─── DATA LINES

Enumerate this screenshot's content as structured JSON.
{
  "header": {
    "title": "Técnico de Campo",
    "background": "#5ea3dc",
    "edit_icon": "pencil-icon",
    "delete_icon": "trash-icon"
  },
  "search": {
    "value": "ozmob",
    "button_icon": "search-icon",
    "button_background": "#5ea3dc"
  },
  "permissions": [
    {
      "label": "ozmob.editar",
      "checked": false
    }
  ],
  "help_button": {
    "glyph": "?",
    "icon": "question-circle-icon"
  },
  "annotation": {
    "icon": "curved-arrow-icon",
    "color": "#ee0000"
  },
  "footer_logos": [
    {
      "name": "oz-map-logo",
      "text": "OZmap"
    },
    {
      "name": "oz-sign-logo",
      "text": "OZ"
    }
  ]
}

──────

* _EXERCISE DESCRIPTION_
Reproduce each line verbatim.

* _EXERCISE ANSWER_
Enumerate this screenshot's content as structured JSON.
{
  "header": {
    "title": "Técnico de Campo",
    "background": "#5ea3dc",
    "edit_icon": "pencil-icon",
    "delete_icon": "trash-icon"
  },
  "search": {
    "value": "ozmob",
    "button_icon": "search-icon",
    "button_background": "#5ea3dc"
  },
  "permissions": [
    {
      "label": "ozmob.editar",
      "checked": false
    }
  ],
  "help_button": {
    "glyph": "?",
    "icon": "question-circle-icon"
  },
  "annotation": {
    "icon": "curved-arrow-icon",
    "color": "#ee0000"
  },
  "footer_logos": [
    {
      "name": "oz-map-logo",
      "text": "OZmap"
    },
    {
      "name": "oz-sign-logo",
      "text": "OZ"
    }
  ]
}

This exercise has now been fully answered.